Records contained in a dataset
** begin **

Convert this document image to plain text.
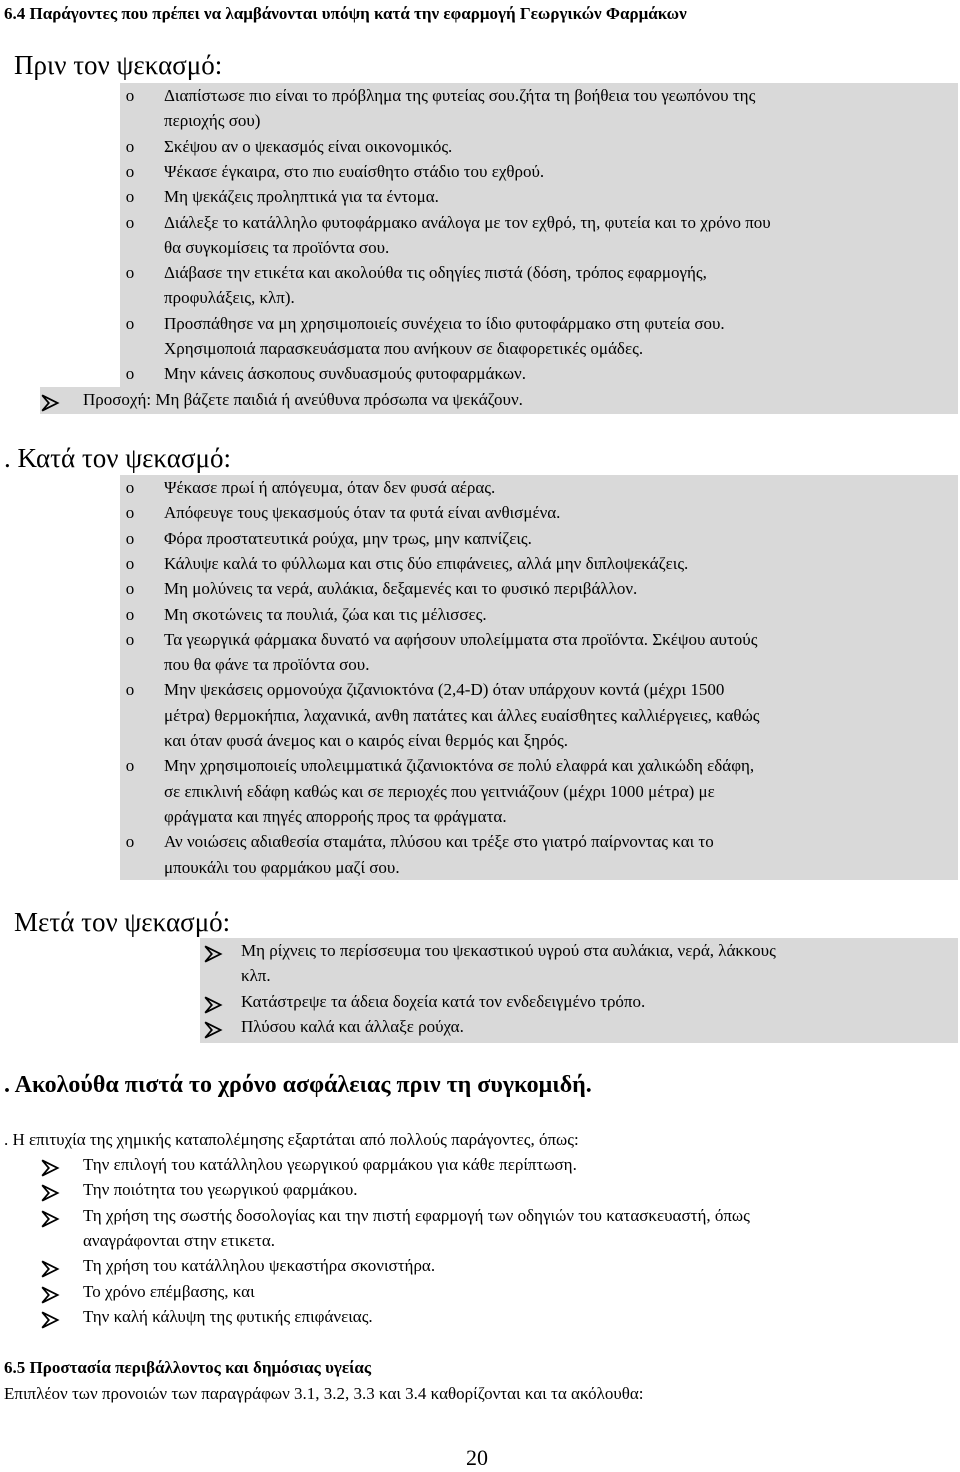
6.4 Παράγοντες που πρέπει να λαμβάνονται υπόψη κατά την εφαρμογή Γεωργικών Φαρμάκων
Πριν τον ψεκασμό:
o	Διαπίστωσε πιο είναι το πρόβλημα της φυτείας σου.ζήτα τη βοήθεια του γεωπόνου της
περιοχής σου)
o	Σκέψου αν ο ψεκασμός είναι οικονομικός.
o	Ψέκασε έγκαιρα, στο πιο ευαίσθητο στάδιο του εχθρού.
o	Μη ψεκάζεις προληπτικά για τα έντομα.
o	Διάλεξε το κατάλληλο φυτοφάρμακο ανάλογα με τον εχθρό, τη, φυτεία και το χρόνο που
θα συγκομίσεις τα προϊόντα σου.
o	Διάβασε την ετικέτα και ακολούθα τις οδηγίες πιστά (δόση, τρόπος εφαρμογής,
προφυλάξεις, κλπ).
o	Προσπάθησε να μη χρησιμοποιείς συνέχεια το ίδιο φυτοφάρμακο στη φυτεία σου.
Χρησιμοποιά παρασκευάσματα που ανήκουν σε διαφορετικές ομάδες.
o	Μην κάνεις άσκοπους συνδυασμούς φυτοφαρμάκων.
Προσοχή: Μη βάζετε παιδιά ή ανεύθυνα πρόσωπα να ψεκάζουν.
. Κατά τον ψεκασμό:
o	Ψέκασε πρωί ή απόγευμα, όταν δεν φυσά αέρας.
o	Απόφευγε τους ψεκασμούς όταν τα φυτά είναι ανθισμένα.
o	Φόρα προστατευτικά ρούχα, μην τρως, μην καπνίζεις.
o	Κάλυψε καλά το φύλλωμα και στις δύο επιφάνειες, αλλά μην διπλοψεκάζεις.
o	Μη μολύνεις τα νερά, αυλάκια, δεξαμενές και το φυσικό περιβάλλον.
o	Μη σκοτώνεις τα πουλιά, ζώα και τις μέλισσες.
o	Τα γεωργικά φάρμακα δυνατό να αφήσουν υπολείμματα στα προϊόντα. Σκέψου αυτούς
που θα φάνε τα προϊόντα σου.
o	Μην ψεκάσεις ορμονούχα ζιζανιοκτόνα (2,4-D) όταν υπάρχουν κοντά (μέχρι 1500
μέτρα) θερμοκήπια, λαχανικά, ανθη πατάτες και άλλες ευαίσθητες καλλιέργειες, καθώς
και όταν φυσά άνεμος και ο καιρός είναι θερμός και ξηρός.
o	Μην χρησιμοποιείς υπολειμματικά ζιζανιοκτόνα σε πολύ ελαφρά και χαλικώδη εδάφη,
σε επικλινή εδάφη καθώς και σε περιοχές που γειτνιάζουν (μέχρι 1000 μέτρα) με
φράγματα και πηγές απορροής προς τα φράγματα.
o	Αν νοιώσεις αδιαθεσία σταμάτα, πλύσου και τρέξε στο γιατρό παίρνοντας και το
μπουκάλι του φαρμάκου μαζί σου.
Μετά τον ψεκασμό:
Μη ρίχνεις το περίσσευμα του ψεκαστικού υγρού στα αυλάκια, νερά, λάκκους
κλπ.
Κατάστρεψε τα άδεια δοχεία κατά τον ενδεδειγμένο τρόπο.
Πλύσου καλά και άλλαξε ρούχα.
. Ακολούθα πιστά το χρόνο ασφάλειας πριν τη συγκομιδή.
. Η επιτυχία της χημικής καταπολέμησης εξαρτάται από πολλούς παράγοντες, όπως:
Την επιλογή του κατάλληλου γεωργικού φαρμάκου για κάθε περίπτωση.
Την ποιότητα του γεωργικού φαρμάκου.
Τη χρήση της σωστής δοσολογίας και την πιστή εφαρμογή των οδηγιών του κατασκευαστή, όπως
αναγράφονται στην ετικετα.
Τη χρήση του κατάλληλου ψεκαστήρα σκονιστήρα.
Το χρόνο επέμβασης, και
Την καλή κάλυψη της φυτικής επιφάνειας.
6.5 Προστασία περιβάλλοντος και δημόσιας υγείας
Επιπλέον των προνοιών των παραγράφων 3.1, 3.2, 3.3 και 3.4 καθορίζονται και τα ακόλουθα:
20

** end **

BRIEF
None of the pictures should appear; repeat the records exactly otherwise.

TASK ANSWER
Convert this document image to plain text.
6.4 Παράγοντες που πρέπει να λαμβάνονται υπόψη κατά την εφαρμογή Γεωργικών Φαρμάκων
Πριν τον ψεκασμό:
o	Διαπίστωσε πιο είναι το πρόβλημα της φυτείας σου.ζήτα τη βοήθεια του γεωπόνου της
περιοχής σου)
o	Σκέψου αν ο ψεκασμός είναι οικονομικός.
o	Ψέκασε έγκαιρα, στο πιο ευαίσθητο στάδιο του εχθρού.
o	Μη ψεκάζεις προληπτικά για τα έντομα.
o	Διάλεξε το κατάλληλο φυτοφάρμακο ανάλογα με τον εχθρό, τη, φυτεία και το χρόνο που
θα συγκομίσεις τα προϊόντα σου.
o	Διάβασε την ετικέτα και ακολούθα τις οδηγίες πιστά (δόση, τρόπος εφαρμογής,
προφυλάξεις, κλπ).
o	Προσπάθησε να μη χρησιμοποιείς συνέχεια το ίδιο φυτοφάρμακο στη φυτεία σου.
Χρησιμοποιά παρασκευάσματα που ανήκουν σε διαφορετικές ομάδες.
o	Μην κάνεις άσκοπους συνδυασμούς φυτοφαρμάκων.
Προσοχή: Μη βάζετε παιδιά ή ανεύθυνα πρόσωπα να ψεκάζουν.
. Κατά τον ψεκασμό:
o	Ψέκασε πρωί ή απόγευμα, όταν δεν φυσά αέρας.
o	Απόφευγε τους ψεκασμούς όταν τα φυτά είναι ανθισμένα.
o	Φόρα προστατευτικά ρούχα, μην τρως, μην καπνίζεις.
o	Κάλυψε καλά το φύλλωμα και στις δύο επιφάνειες, αλλά μην διπλοψεκάζεις.
o	Μη μολύνεις τα νερά, αυλάκια, δεξαμενές και το φυσικό περιβάλλον.
o	Μη σκοτώνεις τα πουλιά, ζώα και τις μέλισσες.
o	Τα γεωργικά φάρμακα δυνατό να αφήσουν υπολείμματα στα προϊόντα. Σκέψου αυτούς
που θα φάνε τα προϊόντα σου.
o	Μην ψεκάσεις ορμονούχα ζιζανιοκτόνα (2,4-D) όταν υπάρχουν κοντά (μέχρι 1500
μέτρα) θερμοκήπια, λαχανικά, ανθη πατάτες και άλλες ευαίσθητες καλλιέργειες, καθώς
και όταν φυσά άνεμος και ο καιρός είναι θερμός και ξηρός.
o	Μην χρησιμοποιείς υπολειμματικά ζιζανιοκτόνα σε πολύ ελαφρά και χαλικώδη εδάφη,
σε επικλινή εδάφη καθώς και σε περιοχές που γειτνιάζουν (μέχρι 1000 μέτρα) με
φράγματα και πηγές απορροής προς τα φράγματα.
o	Αν νοιώσεις αδιαθεσία σταμάτα, πλύσου και τρέξε στο γιατρό παίρνοντας και το
μπουκάλι του φαρμάκου μαζί σου.
Μετά τον ψεκασμό:
Μη ρίχνεις το περίσσευμα του ψεκαστικού υγρού στα αυλάκια, νερά, λάκκους
κλπ.
Κατάστρεψε τα άδεια δοχεία κατά τον ενδεδειγμένο τρόπο.
Πλύσου καλά και άλλαξε ρούχα.
. Ακολούθα πιστά το χρόνο ασφάλειας πριν τη συγκομιδή.
. Η επιτυχία της χημικής καταπολέμησης εξαρτάται από πολλούς παράγοντες, όπως:
Την επιλογή του κατάλληλου γεωργικού φαρμάκου για κάθε περίπτωση.
Την ποιότητα του γεωργικού φαρμάκου.
Τη χρήση της σωστής δοσολογίας και την πιστή εφαρμογή των οδηγιών του κατασκευαστή, όπως
αναγράφονται στην ετικετα.
Τη χρήση του κατάλληλου ψεκαστήρα σκονιστήρα.
Το χρόνο επέμβασης, και
Την καλή κάλυψη της φυτικής επιφάνειας.
6.5 Προστασία περιβάλλοντος και δημόσιας υγείας
Επιπλέον των προνοιών των παραγράφων 3.1, 3.2, 3.3 και 3.4 καθορίζονται και τα ακόλουθα:
20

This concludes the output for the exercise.